▶ **GIVEN TASK**:
Write the data out again, character for character, with no images.

▶ **Recorded data**:
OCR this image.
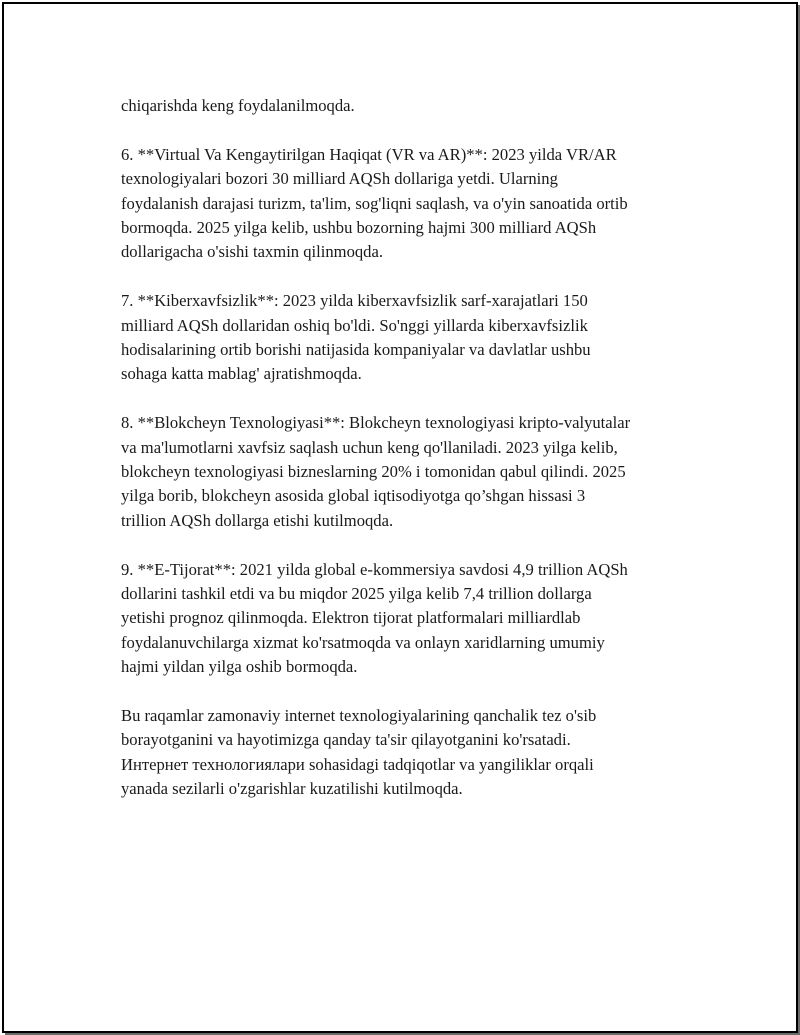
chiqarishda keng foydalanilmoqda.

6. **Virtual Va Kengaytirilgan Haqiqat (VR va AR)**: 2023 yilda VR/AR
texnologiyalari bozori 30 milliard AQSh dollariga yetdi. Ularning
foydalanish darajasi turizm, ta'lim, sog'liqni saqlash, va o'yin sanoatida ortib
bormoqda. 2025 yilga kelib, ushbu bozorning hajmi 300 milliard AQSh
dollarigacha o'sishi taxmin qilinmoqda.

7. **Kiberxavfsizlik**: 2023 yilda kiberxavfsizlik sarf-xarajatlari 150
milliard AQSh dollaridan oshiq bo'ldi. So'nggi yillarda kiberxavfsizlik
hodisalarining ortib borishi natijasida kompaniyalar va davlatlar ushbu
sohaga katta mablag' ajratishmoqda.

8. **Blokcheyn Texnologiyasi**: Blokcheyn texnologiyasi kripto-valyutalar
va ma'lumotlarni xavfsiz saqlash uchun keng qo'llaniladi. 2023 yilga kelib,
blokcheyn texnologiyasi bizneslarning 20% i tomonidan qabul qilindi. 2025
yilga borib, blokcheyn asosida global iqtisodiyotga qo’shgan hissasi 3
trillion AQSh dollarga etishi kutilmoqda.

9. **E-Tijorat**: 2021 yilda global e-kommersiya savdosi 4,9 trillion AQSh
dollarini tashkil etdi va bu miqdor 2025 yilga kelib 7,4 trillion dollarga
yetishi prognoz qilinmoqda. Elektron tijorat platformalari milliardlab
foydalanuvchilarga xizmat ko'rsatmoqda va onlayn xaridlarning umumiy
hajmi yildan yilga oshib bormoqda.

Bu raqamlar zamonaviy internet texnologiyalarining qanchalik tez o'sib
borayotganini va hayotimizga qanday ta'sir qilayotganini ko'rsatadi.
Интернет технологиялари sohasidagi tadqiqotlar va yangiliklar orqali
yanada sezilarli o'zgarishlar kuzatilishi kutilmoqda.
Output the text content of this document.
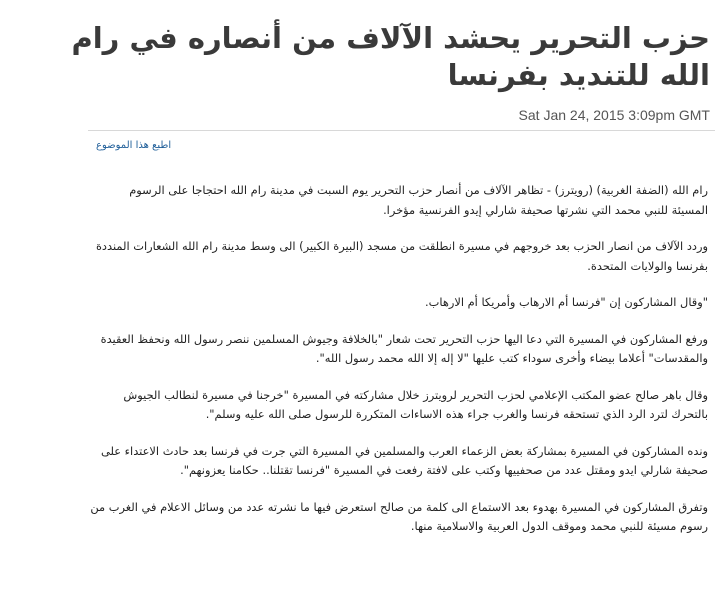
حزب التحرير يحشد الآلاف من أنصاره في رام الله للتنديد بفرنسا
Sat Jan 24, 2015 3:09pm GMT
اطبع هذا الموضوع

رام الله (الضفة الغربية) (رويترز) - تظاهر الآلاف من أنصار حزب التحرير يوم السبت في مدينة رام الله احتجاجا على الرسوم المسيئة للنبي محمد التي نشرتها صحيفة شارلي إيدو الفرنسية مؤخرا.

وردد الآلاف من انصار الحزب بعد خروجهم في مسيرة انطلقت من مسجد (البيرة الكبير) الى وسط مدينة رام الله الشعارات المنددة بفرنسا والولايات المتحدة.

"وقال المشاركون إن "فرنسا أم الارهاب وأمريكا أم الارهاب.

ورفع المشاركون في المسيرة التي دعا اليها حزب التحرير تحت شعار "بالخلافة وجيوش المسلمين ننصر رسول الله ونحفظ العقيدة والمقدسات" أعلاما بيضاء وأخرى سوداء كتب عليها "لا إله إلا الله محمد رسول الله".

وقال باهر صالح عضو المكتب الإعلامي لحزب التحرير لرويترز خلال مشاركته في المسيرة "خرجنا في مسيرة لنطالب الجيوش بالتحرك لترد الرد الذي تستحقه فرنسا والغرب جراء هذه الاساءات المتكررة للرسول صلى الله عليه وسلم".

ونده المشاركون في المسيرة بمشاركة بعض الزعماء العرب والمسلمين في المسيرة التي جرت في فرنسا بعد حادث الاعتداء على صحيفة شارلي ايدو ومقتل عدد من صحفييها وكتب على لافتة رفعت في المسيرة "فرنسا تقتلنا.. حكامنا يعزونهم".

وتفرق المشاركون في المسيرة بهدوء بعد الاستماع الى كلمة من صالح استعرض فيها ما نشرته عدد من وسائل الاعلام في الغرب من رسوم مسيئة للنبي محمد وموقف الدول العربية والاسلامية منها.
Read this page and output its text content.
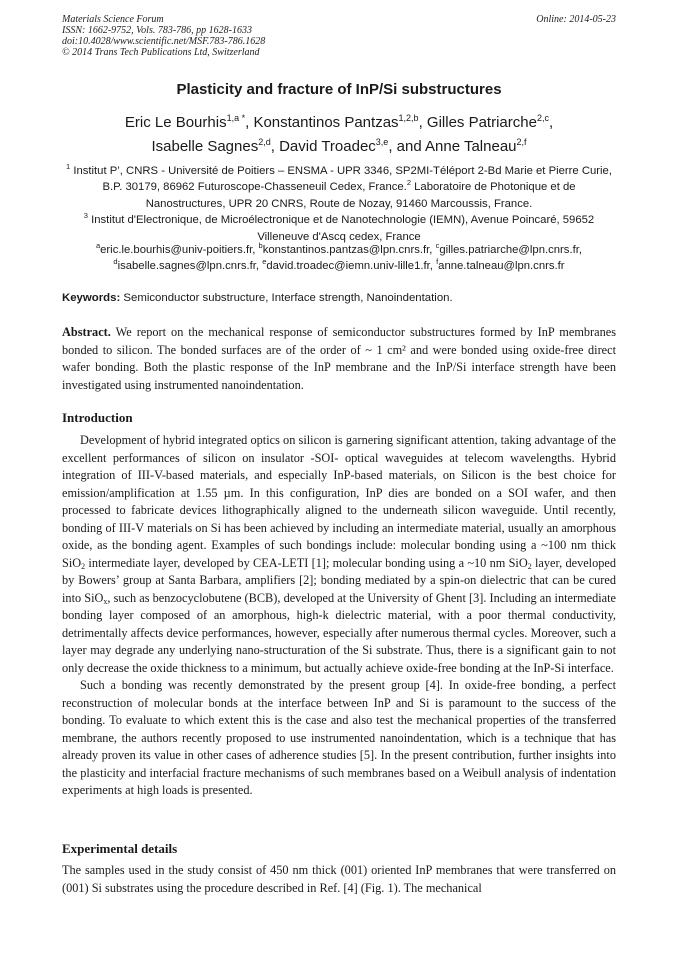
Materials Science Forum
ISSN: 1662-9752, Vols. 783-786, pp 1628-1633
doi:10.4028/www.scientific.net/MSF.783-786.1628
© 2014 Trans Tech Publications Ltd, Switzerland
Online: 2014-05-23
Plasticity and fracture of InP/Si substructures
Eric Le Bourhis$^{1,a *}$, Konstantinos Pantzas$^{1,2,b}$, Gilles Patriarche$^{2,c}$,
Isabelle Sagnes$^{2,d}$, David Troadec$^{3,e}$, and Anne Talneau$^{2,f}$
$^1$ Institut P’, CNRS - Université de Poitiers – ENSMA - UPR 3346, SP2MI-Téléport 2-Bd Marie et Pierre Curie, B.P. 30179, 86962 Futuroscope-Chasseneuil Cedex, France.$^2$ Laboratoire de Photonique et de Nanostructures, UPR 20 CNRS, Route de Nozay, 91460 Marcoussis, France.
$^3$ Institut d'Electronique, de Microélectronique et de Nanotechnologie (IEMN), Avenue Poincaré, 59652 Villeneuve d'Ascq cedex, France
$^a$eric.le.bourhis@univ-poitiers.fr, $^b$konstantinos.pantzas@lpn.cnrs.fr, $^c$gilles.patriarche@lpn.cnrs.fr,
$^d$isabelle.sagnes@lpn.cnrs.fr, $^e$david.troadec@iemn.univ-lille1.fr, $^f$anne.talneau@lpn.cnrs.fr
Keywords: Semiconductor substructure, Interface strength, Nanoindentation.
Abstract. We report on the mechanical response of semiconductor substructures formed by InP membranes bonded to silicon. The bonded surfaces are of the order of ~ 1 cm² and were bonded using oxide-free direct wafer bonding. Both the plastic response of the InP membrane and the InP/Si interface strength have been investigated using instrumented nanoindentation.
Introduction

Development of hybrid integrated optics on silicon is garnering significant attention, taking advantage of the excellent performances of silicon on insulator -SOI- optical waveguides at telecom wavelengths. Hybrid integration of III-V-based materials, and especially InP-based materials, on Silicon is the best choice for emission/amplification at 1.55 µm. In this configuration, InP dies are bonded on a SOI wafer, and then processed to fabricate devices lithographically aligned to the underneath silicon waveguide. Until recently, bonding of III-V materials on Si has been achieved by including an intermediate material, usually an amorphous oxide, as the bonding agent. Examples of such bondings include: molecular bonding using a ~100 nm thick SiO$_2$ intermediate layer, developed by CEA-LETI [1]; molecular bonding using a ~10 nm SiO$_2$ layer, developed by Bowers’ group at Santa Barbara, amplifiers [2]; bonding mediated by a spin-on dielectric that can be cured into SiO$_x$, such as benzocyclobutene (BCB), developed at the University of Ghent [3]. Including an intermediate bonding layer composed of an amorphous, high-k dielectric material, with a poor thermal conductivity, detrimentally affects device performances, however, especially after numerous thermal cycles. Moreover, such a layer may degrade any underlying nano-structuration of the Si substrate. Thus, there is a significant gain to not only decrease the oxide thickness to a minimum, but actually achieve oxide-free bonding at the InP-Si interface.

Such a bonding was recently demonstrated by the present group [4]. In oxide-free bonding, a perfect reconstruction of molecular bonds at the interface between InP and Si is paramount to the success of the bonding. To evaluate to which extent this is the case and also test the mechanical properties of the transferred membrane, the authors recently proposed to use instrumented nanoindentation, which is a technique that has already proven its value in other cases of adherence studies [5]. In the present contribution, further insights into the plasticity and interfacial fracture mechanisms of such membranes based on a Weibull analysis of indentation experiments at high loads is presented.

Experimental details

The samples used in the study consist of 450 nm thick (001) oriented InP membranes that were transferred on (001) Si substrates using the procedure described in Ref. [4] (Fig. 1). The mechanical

▶ **RESULT OF THE EXERCISE**:
OCR this image.
chiqarishda keng foydalanilmoqda.

6. **Virtual Va Kengaytirilgan Haqiqat (VR va AR)**: 2023 yilda VR/AR
texnologiyalari bozori 30 milliard AQSh dollariga yetdi. Ularning
foydalanish darajasi turizm, ta'lim, sog'liqni saqlash, va o'yin sanoatida ortib
bormoqda. 2025 yilga kelib, ushbu bozorning hajmi 300 milliard AQSh
dollarigacha o'sishi taxmin qilinmoqda.

7. **Kiberxavfsizlik**: 2023 yilda kiberxavfsizlik sarf-xarajatlari 150
milliard AQSh dollaridan oshiq bo'ldi. So'nggi yillarda kiberxavfsizlik
hodisalarining ortib borishi natijasida kompaniyalar va davlatlar ushbu
sohaga katta mablag' ajratishmoqda.

8. **Blokcheyn Texnologiyasi**: Blokcheyn texnologiyasi kripto-valyutalar
va ma'lumotlarni xavfsiz saqlash uchun keng qo'llaniladi. 2023 yilga kelib,
blokcheyn texnologiyasi bizneslarning 20% i tomonidan qabul qilindi. 2025
yilga borib, blokcheyn asosida global iqtisodiyotga qo’shgan hissasi 3
trillion AQSh dollarga etishi kutilmoqda.

9. **E-Tijorat**: 2021 yilda global e-kommersiya savdosi 4,9 trillion AQSh
dollarini tashkil etdi va bu miqdor 2025 yilga kelib 7,4 trillion dollarga
yetishi prognoz qilinmoqda. Elektron tijorat platformalari milliardlab
foydalanuvchilarga xizmat ko'rsatmoqda va onlayn xaridlarning umumiy
hajmi yildan yilga oshib bormoqda.

Bu raqamlar zamonaviy internet texnologiyalarining qanchalik tez o'sib
borayotganini va hayotimizga qanday ta'sir qilayotganini ko'rsatadi.
Интернет технологиялари sohasidagi tadqiqotlar va yangiliklar orqali
yanada sezilarli o'zgarishlar kuzatilishi kutilmoqda.
Output the text content of this document.
حزب التحرير يحشد الآلاف من أنصاره في رام الله للتنديد بفرنسا
Sat Jan 24, 2015 3:09pm GMT
اطبع هذا الموضوع

رام الله (الضفة الغربية) (رويترز) - تظاهر الآلاف من أنصار حزب التحرير يوم السبت في مدينة رام الله احتجاجا على الرسوم المسيئة للنبي محمد التي نشرتها صحيفة شارلي إيدو الفرنسية مؤخرا.

وردد الآلاف من انصار الحزب بعد خروجهم في مسيرة انطلقت من مسجد (البيرة الكبير) الى وسط مدينة رام الله الشعارات المنددة بفرنسا والولايات المتحدة.

"وقال المشاركون إن "فرنسا أم الارهاب وأمريكا أم الارهاب.

ورفع المشاركون في المسيرة التي دعا اليها حزب التحرير تحت شعار "بالخلافة وجيوش المسلمين ننصر رسول الله ونحفظ العقيدة والمقدسات" أعلاما بيضاء وأخرى سوداء كتب عليها "لا إله إلا الله محمد رسول الله".

وقال باهر صالح عضو المكتب الإعلامي لحزب التحرير لرويترز خلال مشاركته في المسيرة "خرجنا في مسيرة لنطالب الجيوش بالتحرك لترد الرد الذي تستحقه فرنسا والغرب جراء هذه الاساءات المتكررة للرسول صلى الله عليه وسلم".

ونده المشاركون في المسيرة بمشاركة بعض الزعماء العرب والمسلمين في المسيرة التي جرت في فرنسا بعد حادث الاعتداء على صحيفة شارلي ايدو ومقتل عدد من صحفييها وكتب على لافتة رفعت في المسيرة "فرنسا تقتلنا.. حكامنا يعزونهم".

وتفرق المشاركون في المسيرة بهدوء بعد الاستماع الى كلمة من صالح استعرض فيها ما نشرته عدد من وسائل الاعلام في الغرب من رسوم مسيئة للنبي محمد وموقف الدول العربية والاسلامية منها.
Read this page and output its text content.
Materials Science Forum
ISSN: 1662-9752, Vols. 783-786, pp 1628-1633
doi:10.4028/www.scientific.net/MSF.783-786.1628
© 2014 Trans Tech Publications Ltd, Switzerland
Online: 2014-05-23
Plasticity and fracture of InP/Si substructures
Eric Le Bourhis$^{1,a *}$, Konstantinos Pantzas$^{1,2,b}$, Gilles Patriarche$^{2,c}$,
Isabelle Sagnes$^{2,d}$, David Troadec$^{3,e}$, and Anne Talneau$^{2,f}$
$^1$ Institut P’, CNRS - Université de Poitiers – ENSMA - UPR 3346, SP2MI-Téléport 2-Bd Marie et Pierre Curie, B.P. 30179, 86962 Futuroscope-Chasseneuil Cedex, France.$^2$ Laboratoire de Photonique et de Nanostructures, UPR 20 CNRS, Route de Nozay, 91460 Marcoussis, France.
$^3$ Institut d'Electronique, de Microélectronique et de Nanotechnologie (IEMN), Avenue Poincaré, 59652 Villeneuve d'Ascq cedex, France
$^a$eric.le.bourhis@univ-poitiers.fr, $^b$konstantinos.pantzas@lpn.cnrs.fr, $^c$gilles.patriarche@lpn.cnrs.fr,
$^d$isabelle.sagnes@lpn.cnrs.fr, $^e$david.troadec@iemn.univ-lille1.fr, $^f$anne.talneau@lpn.cnrs.fr
Keywords: Semiconductor substructure, Interface strength, Nanoindentation.
Abstract. We report on the mechanical response of semiconductor substructures formed by InP membranes bonded to silicon. The bonded surfaces are of the order of ~ 1 cm² and were bonded using oxide-free direct wafer bonding. Both the plastic response of the InP membrane and the InP/Si interface strength have been investigated using instrumented nanoindentation.
Introduction

Development of hybrid integrated optics on silicon is garnering significant attention, taking advantage of the excellent performances of silicon on insulator -SOI- optical waveguides at telecom wavelengths. Hybrid integration of III-V-based materials, and especially InP-based materials, on Silicon is the best choice for emission/amplification at 1.55 µm. In this configuration, InP dies are bonded on a SOI wafer, and then processed to fabricate devices lithographically aligned to the underneath silicon waveguide. Until recently, bonding of III-V materials on Si has been achieved by including an intermediate material, usually an amorphous oxide, as the bonding agent. Examples of such bondings include: molecular bonding using a ~100 nm thick SiO$_2$ intermediate layer, developed by CEA-LETI [1]; molecular bonding using a ~10 nm SiO$_2$ layer, developed by Bowers’ group at Santa Barbara, amplifiers [2]; bonding mediated by a spin-on dielectric that can be cured into SiO$_x$, such as benzocyclobutene (BCB), developed at the University of Ghent [3]. Including an intermediate bonding layer composed of an amorphous, high-k dielectric material, with a poor thermal conductivity, detrimentally affects device performances, however, especially after numerous thermal cycles. Moreover, such a layer may degrade any underlying nano-structuration of the Si substrate. Thus, there is a significant gain to not only decrease the oxide thickness to a minimum, but actually achieve oxide-free bonding at the InP-Si interface.

Such a bonding was recently demonstrated by the present group [4]. In oxide-free bonding, a perfect reconstruction of molecular bonds at the interface between InP and Si is paramount to the success of the bonding. To evaluate to which extent this is the case and also test the mechanical properties of the transferred membrane, the authors recently proposed to use instrumented nanoindentation, which is a technique that has already proven its value in other cases of adherence studies [5]. In the present contribution, further insights into the plasticity and interfacial fracture mechanisms of such membranes based on a Weibull analysis of indentation experiments at high loads is presented.

Experimental details

The samples used in the study consist of 450 nm thick (001) oriented InP membranes that were transferred on (001) Si substrates using the procedure described in Ref. [4] (Fig. 1). The mechanical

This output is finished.